— start of Record set —

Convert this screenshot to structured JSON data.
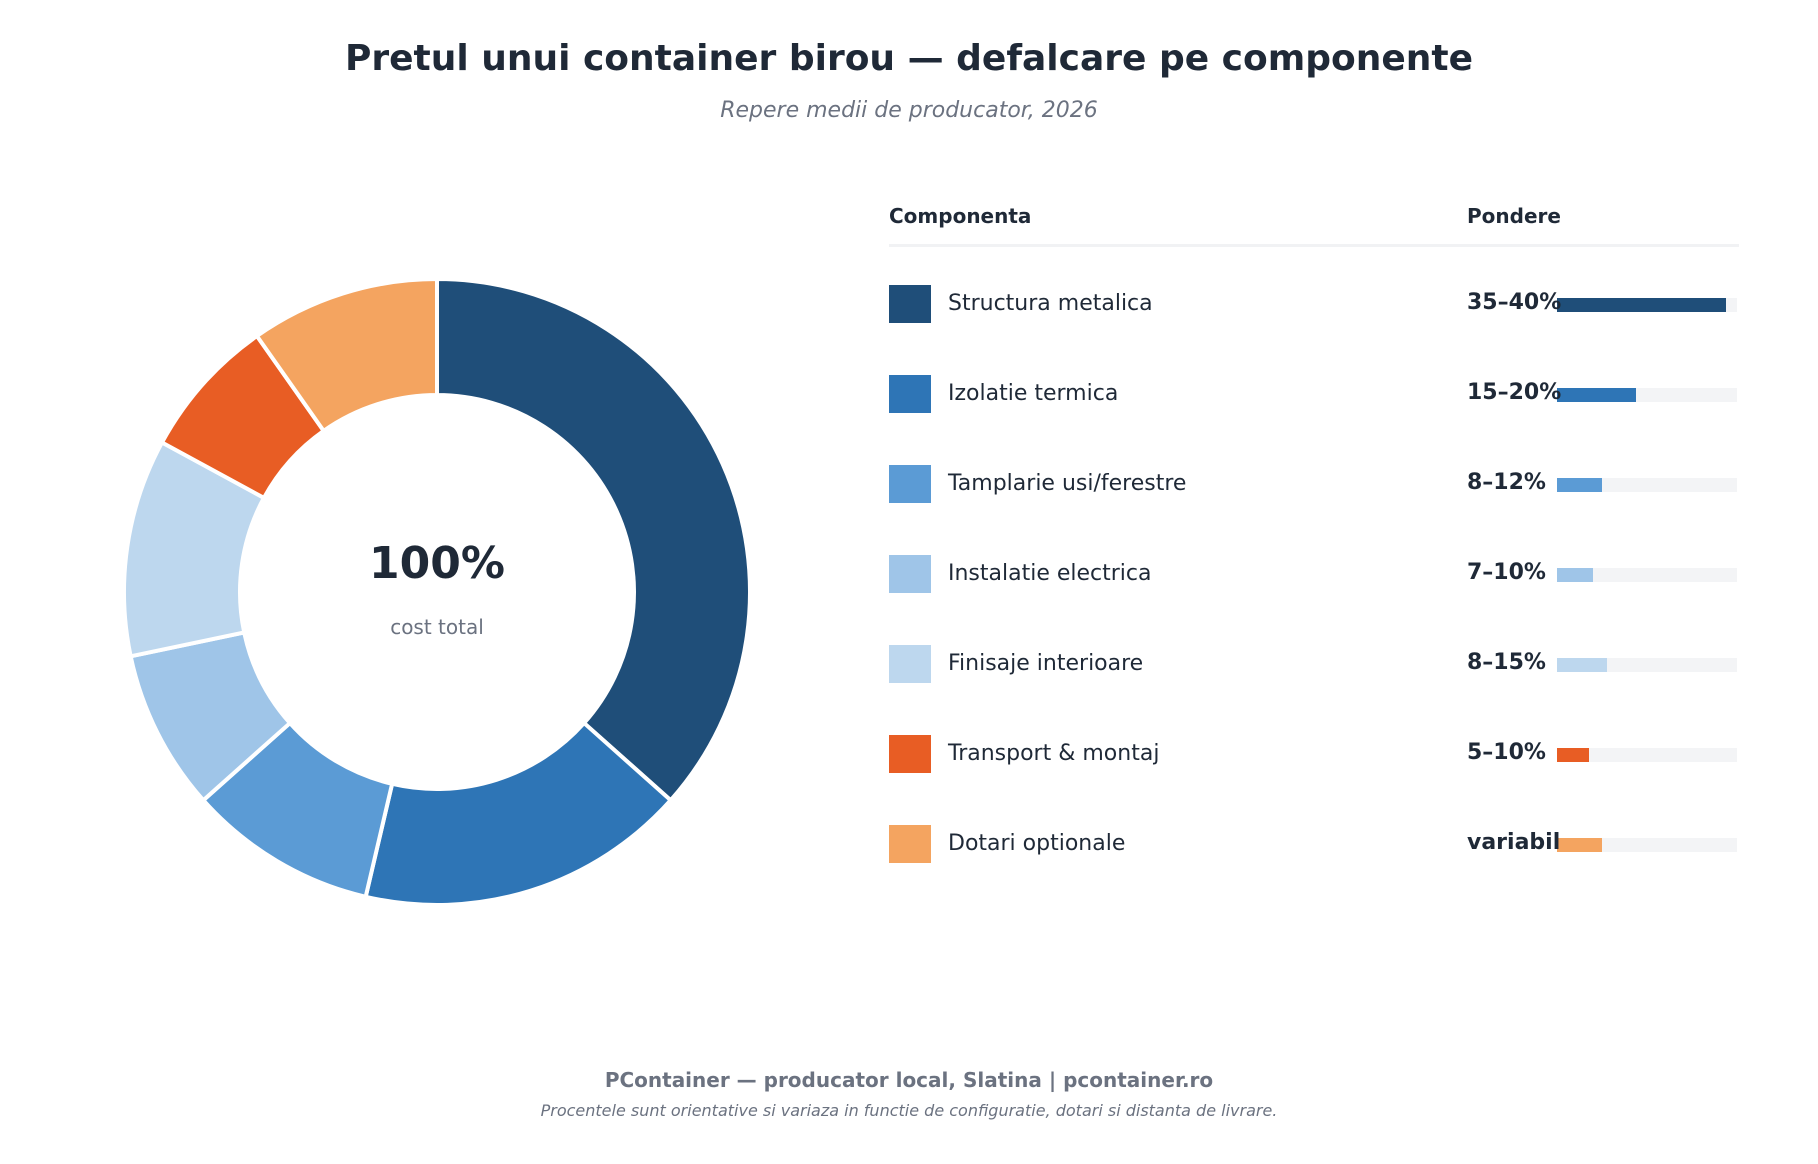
{
  "title": "Pretul unui container birou — defalcare pe componente",
  "subtitle": "Repere medii de producator, 2026",
  "center": {
    "value": "100%",
    "label": "cost total"
  },
  "legend": {
    "col_component": "Componenta",
    "col_weight": "Pondere"
  },
  "chart_data": {
    "type": "pie",
    "title": "Pretul unui container birou — defalcare pe componente",
    "subtitle": "Repere medii de producator, 2026",
    "center_label": "100%",
    "center_sublabel": "cost total",
    "slices": [
      {
        "name": "Structura metalica",
        "range": "35–40%",
        "share": 37.5,
        "bar_value": 37.5,
        "color": "#1f4e79"
      },
      {
        "name": "Izolatie termica",
        "range": "15–20%",
        "share": 17.5,
        "bar_value": 17.5,
        "color": "#2e75b6"
      },
      {
        "name": "Tamplarie usi/ferestre",
        "range": "8–12%",
        "share": 10,
        "bar_value": 10,
        "color": "#5b9bd5"
      },
      {
        "name": "Instalatie electrica",
        "range": "7–10%",
        "share": 8.5,
        "bar_value": 8,
        "color": "#9fc5e8"
      },
      {
        "name": "Finisaje interioare",
        "range": "8–15%",
        "share": 11.5,
        "bar_value": 11,
        "color": "#bdd7ee"
      },
      {
        "name": "Transport & montaj",
        "range": "5–10%",
        "share": 7.5,
        "bar_value": 7,
        "color": "#e85d24"
      },
      {
        "name": "Dotari optionale",
        "range": "variabil",
        "share": 10,
        "bar_value": 10,
        "color": "#f4a460"
      }
    ],
    "bar_max": 40,
    "legend_position": "right"
  },
  "footer": {
    "line1": "PContainer — producator local, Slatina  |  pcontainer.ro",
    "line2": "Procentele sunt orientative si variaza in functie de configuratie, dotari si distanta de livrare."
  }
}
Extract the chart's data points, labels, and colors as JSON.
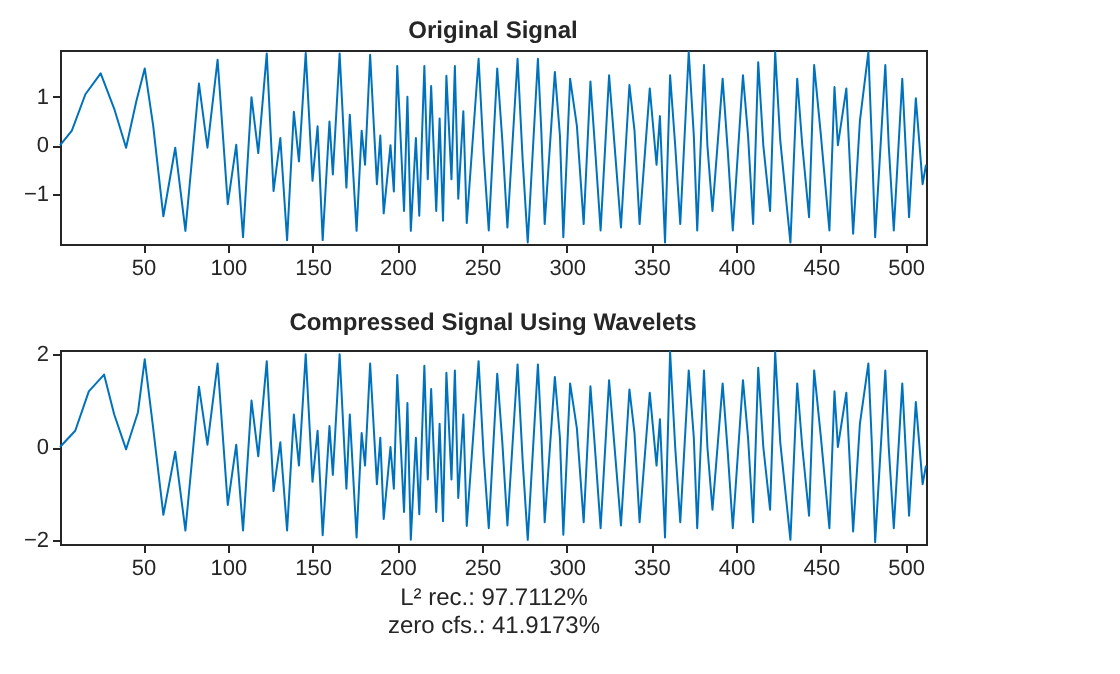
{
  "chart_data": [
    {
      "type": "line",
      "title": "Original Signal",
      "xlim": [
        1,
        512
      ],
      "ylim": [
        -2.03,
        1.96
      ],
      "xticks": [
        50,
        100,
        150,
        200,
        250,
        300,
        350,
        400,
        450,
        500
      ],
      "yticks": [
        -1,
        0,
        1
      ],
      "grid": false,
      "x": [
        1,
        8,
        16,
        25,
        33,
        40,
        46,
        51,
        56,
        62,
        69,
        75,
        83,
        88,
        94,
        100,
        105,
        109,
        114,
        118,
        123,
        127,
        131,
        135,
        139,
        142,
        146,
        150,
        153,
        156,
        160,
        162,
        166,
        170,
        172,
        176,
        179,
        181,
        184,
        188,
        190,
        192,
        196,
        198,
        200,
        204,
        206,
        208,
        211,
        213,
        216,
        218,
        220,
        223,
        225,
        227,
        229,
        232,
        234,
        236,
        239,
        241,
        248,
        251,
        254,
        259,
        262,
        265,
        271,
        274,
        277,
        283,
        285,
        287,
        293,
        296,
        298,
        302,
        306,
        310,
        314,
        317,
        320,
        325,
        328,
        332,
        337,
        340,
        343,
        349,
        353,
        355,
        358,
        361,
        364,
        367,
        372,
        375,
        377,
        381,
        383,
        386,
        392,
        395,
        398,
        404,
        407,
        410,
        413,
        416,
        420,
        423,
        426,
        432,
        436,
        439,
        443,
        446,
        450,
        455,
        458,
        460,
        465,
        469,
        473,
        478,
        480,
        482,
        488,
        490,
        493,
        498,
        502,
        506,
        510,
        512
      ],
      "series": [
        {
          "color": "#0072bd",
          "values": [
            0,
            0.3,
            1.05,
            1.48,
            0.75,
            -0.05,
            0.9,
            1.58,
            0.4,
            -1.46,
            -0.05,
            -1.76,
            1.27,
            -0.05,
            1.76,
            -1.21,
            0.01,
            -1.89,
            0.99,
            -0.16,
            1.89,
            -0.94,
            0.15,
            -1.95,
            0.69,
            -0.33,
            1.9,
            -0.73,
            0.39,
            -1.95,
            0.49,
            -0.6,
            1.89,
            -0.87,
            0.63,
            -1.76,
            0.3,
            -0.4,
            1.86,
            -0.8,
            0.2,
            -1.4,
            0.0,
            -0.95,
            1.63,
            -1.35,
            1.0,
            -1.76,
            0.15,
            -1.45,
            1.63,
            -0.7,
            1.22,
            -1.35,
            0.55,
            -1.55,
            1.43,
            -0.7,
            1.63,
            -1.1,
            0.7,
            -1.6,
            1.78,
            -0.2,
            -1.75,
            1.58,
            0.1,
            -1.69,
            1.78,
            -0.3,
            -2.0,
            1.78,
            0.3,
            -1.62,
            1.51,
            0.2,
            -1.89,
            1.37,
            0.4,
            -1.62,
            1.31,
            -0.2,
            -1.75,
            1.44,
            0.1,
            -1.69,
            1.24,
            0.3,
            -1.62,
            1.17,
            -0.4,
            0.6,
            -2.0,
            1.44,
            0.0,
            -1.62,
            1.92,
            0.2,
            -1.75,
            1.65,
            0.0,
            -1.35,
            1.37,
            -0.1,
            -1.75,
            1.44,
            0.2,
            -1.62,
            1.71,
            0.0,
            -1.35,
            1.92,
            0.1,
            -2.0,
            1.37,
            0.0,
            -1.48,
            1.65,
            0.2,
            -1.75,
            1.2,
            0.0,
            1.17,
            -1.82,
            0.5,
            1.92,
            0.1,
            -1.89,
            1.65,
            0.0,
            -1.75,
            1.37,
            -1.48,
            0.97,
            -0.8,
            -0.4
          ]
        }
      ]
    },
    {
      "type": "line",
      "title": "Compressed Signal Using Wavelets",
      "xlim": [
        1,
        512
      ],
      "ylim": [
        -2.09,
        2.09
      ],
      "xticks": [
        50,
        100,
        150,
        200,
        250,
        300,
        350,
        400,
        450,
        500
      ],
      "yticks": [
        -2,
        0,
        2
      ],
      "grid": false,
      "annotations": [
        "L² rec.:  97.7112%",
        "zero  cfs.:  41.9173%"
      ],
      "x": [
        1,
        10,
        18,
        27,
        33,
        40,
        47,
        51,
        56,
        62,
        69,
        75,
        83,
        88,
        94,
        100,
        105,
        109,
        114,
        118,
        123,
        127,
        131,
        135,
        139,
        142,
        146,
        150,
        153,
        156,
        160,
        162,
        166,
        170,
        172,
        176,
        179,
        181,
        184,
        188,
        190,
        192,
        196,
        198,
        200,
        204,
        206,
        208,
        211,
        213,
        216,
        218,
        220,
        223,
        225,
        227,
        229,
        232,
        234,
        236,
        239,
        241,
        248,
        251,
        254,
        259,
        262,
        265,
        271,
        274,
        277,
        283,
        285,
        287,
        293,
        296,
        298,
        302,
        306,
        310,
        314,
        317,
        320,
        325,
        328,
        332,
        337,
        340,
        343,
        349,
        353,
        355,
        358,
        361,
        364,
        367,
        372,
        375,
        377,
        381,
        383,
        386,
        392,
        395,
        398,
        404,
        407,
        410,
        413,
        416,
        420,
        423,
        426,
        432,
        436,
        439,
        443,
        446,
        450,
        455,
        458,
        460,
        465,
        469,
        473,
        478,
        480,
        482,
        488,
        490,
        493,
        498,
        502,
        506,
        510,
        512
      ],
      "series": [
        {
          "color": "#0072bd",
          "values": [
            0,
            0.35,
            1.2,
            1.56,
            0.7,
            -0.05,
            0.75,
            1.89,
            0.4,
            -1.46,
            -0.1,
            -1.8,
            1.3,
            0.05,
            1.8,
            -1.25,
            0.05,
            -1.8,
            1.0,
            -0.2,
            1.85,
            -0.95,
            0.1,
            -1.8,
            0.7,
            -0.4,
            2.0,
            -0.75,
            0.35,
            -1.9,
            0.45,
            -0.6,
            2.0,
            -0.9,
            0.7,
            -1.95,
            0.3,
            -0.4,
            1.8,
            -0.8,
            0.2,
            -1.55,
            0.0,
            -0.9,
            1.55,
            -1.4,
            0.95,
            -2.0,
            0.2,
            -1.45,
            1.75,
            -0.7,
            1.25,
            -1.4,
            0.5,
            -1.6,
            1.6,
            -0.7,
            1.65,
            -1.1,
            0.7,
            -1.7,
            1.85,
            -0.2,
            -1.75,
            1.58,
            0.1,
            -1.69,
            1.78,
            -0.3,
            -2.0,
            1.78,
            0.3,
            -1.62,
            1.51,
            0.2,
            -1.89,
            1.37,
            0.4,
            -1.62,
            1.31,
            -0.2,
            -1.75,
            1.44,
            0.1,
            -1.69,
            1.24,
            0.3,
            -1.62,
            1.17,
            -0.4,
            0.6,
            -1.95,
            2.05,
            0.0,
            -1.62,
            1.65,
            0.2,
            -1.75,
            1.65,
            0.0,
            -1.35,
            1.37,
            -0.1,
            -1.75,
            1.44,
            0.2,
            -1.62,
            1.71,
            0.0,
            -1.35,
            2.05,
            0.1,
            -2.0,
            1.37,
            0.0,
            -1.48,
            1.65,
            0.2,
            -1.75,
            1.2,
            0.0,
            1.17,
            -1.82,
            0.5,
            1.8,
            0.1,
            -2.05,
            1.65,
            0.0,
            -1.75,
            1.37,
            -1.48,
            0.97,
            -0.8,
            -0.4
          ]
        }
      ]
    }
  ]
}
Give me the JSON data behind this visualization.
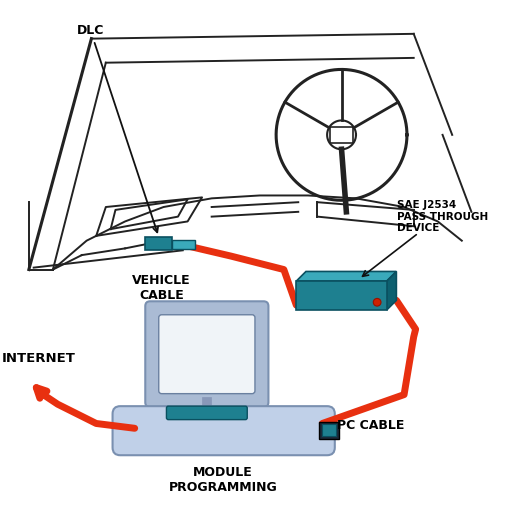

— end of Record set —

### To be done
Pick out the lines containing the word "share" and show them.

### Finished task
        "share": 37.5,
        "share": 17.5,
        "share": 10,
        "share": 8.5,
        "share": 11.5,
        "share": 7.5,
        "share": 10,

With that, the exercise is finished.